▶ _TASK DESCRIPTION_:
In the material below, identify each line bearing the word "megadásával". Reproduce those lines.

▶ _RECORDED DATA_:
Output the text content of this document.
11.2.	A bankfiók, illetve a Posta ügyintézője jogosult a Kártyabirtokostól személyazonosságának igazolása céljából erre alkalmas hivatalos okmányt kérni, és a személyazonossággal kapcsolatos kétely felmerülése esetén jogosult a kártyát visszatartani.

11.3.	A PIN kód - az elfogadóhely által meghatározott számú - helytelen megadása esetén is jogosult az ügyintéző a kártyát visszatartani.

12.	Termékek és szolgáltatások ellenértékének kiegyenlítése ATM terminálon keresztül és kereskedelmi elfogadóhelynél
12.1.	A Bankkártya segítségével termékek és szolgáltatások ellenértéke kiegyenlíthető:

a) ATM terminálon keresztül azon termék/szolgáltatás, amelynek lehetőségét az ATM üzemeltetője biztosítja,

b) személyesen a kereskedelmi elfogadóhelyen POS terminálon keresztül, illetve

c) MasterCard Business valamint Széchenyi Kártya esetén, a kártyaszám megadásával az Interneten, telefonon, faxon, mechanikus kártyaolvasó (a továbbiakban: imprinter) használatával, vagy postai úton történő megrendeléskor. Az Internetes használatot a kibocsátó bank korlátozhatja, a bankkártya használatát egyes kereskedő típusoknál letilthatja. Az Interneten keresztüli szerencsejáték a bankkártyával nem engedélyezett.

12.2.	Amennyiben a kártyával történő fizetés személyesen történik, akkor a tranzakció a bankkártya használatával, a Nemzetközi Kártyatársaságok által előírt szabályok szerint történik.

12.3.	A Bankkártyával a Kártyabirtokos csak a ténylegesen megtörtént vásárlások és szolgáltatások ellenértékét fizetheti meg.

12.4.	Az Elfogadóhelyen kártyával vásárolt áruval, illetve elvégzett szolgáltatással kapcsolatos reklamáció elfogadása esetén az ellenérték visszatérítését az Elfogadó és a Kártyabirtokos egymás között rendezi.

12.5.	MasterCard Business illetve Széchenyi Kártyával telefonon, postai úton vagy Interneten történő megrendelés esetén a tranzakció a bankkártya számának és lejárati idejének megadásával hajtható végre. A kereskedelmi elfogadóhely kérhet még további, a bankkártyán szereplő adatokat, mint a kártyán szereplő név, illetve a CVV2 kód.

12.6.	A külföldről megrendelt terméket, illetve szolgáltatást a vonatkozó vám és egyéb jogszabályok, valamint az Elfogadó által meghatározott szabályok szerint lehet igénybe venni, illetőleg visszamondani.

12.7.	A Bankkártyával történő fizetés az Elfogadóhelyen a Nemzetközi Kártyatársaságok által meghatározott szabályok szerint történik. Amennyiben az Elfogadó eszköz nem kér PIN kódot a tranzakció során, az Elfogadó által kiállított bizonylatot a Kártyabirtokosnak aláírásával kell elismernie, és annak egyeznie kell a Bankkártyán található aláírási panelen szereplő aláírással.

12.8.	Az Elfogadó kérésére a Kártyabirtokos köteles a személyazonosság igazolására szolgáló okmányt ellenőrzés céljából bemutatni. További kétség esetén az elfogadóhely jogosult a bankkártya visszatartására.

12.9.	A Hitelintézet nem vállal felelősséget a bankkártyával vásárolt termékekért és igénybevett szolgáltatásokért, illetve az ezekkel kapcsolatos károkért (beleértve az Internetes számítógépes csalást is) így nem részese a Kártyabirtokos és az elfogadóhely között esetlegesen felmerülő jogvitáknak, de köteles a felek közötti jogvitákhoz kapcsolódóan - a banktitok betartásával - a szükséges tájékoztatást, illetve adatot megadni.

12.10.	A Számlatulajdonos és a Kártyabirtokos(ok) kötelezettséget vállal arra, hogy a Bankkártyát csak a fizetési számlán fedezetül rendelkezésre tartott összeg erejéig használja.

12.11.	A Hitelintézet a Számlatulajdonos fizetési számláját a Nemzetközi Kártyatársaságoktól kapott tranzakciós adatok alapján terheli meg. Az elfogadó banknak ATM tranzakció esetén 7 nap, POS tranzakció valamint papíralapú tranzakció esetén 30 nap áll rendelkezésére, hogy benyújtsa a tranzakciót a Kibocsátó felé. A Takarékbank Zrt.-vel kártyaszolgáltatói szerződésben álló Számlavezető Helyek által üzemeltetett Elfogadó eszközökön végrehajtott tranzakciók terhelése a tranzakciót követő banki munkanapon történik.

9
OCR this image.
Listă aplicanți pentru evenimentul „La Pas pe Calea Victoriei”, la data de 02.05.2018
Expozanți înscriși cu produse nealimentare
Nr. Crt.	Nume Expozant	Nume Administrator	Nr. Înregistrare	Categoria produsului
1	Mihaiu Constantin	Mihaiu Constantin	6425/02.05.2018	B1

▶ _EXPECTED ANSWER_:
c) MasterCard Business valamint Széchenyi Kártya esetén, a kártyaszám megadásával az Interneten, telefonon, faxon, mechanikus kártyaolvasó (a továbbiakban: imprinter) használatával, vagy postai úton történő megrendeléskor. Az Internetes használatot a kibocsátó bank korlátozhatja, a bankkártya használatát egyes kereskedő típusoknál letilthatja. Az Interneten keresztüli szerencsejáték a bankkártyával nem engedélyezett.
12.5.	MasterCard Business illetve Széchenyi Kártyával telefonon, postai úton vagy Interneten történő megrendelés esetén a tranzakció a bankkártya számának és lejárati idejének megadásával hajtható végre. A kereskedelmi elfogadóhely kérhet még további, a bankkártyán szereplő adatokat, mint a kártyán szereplő név, illetve a CVV2 kód.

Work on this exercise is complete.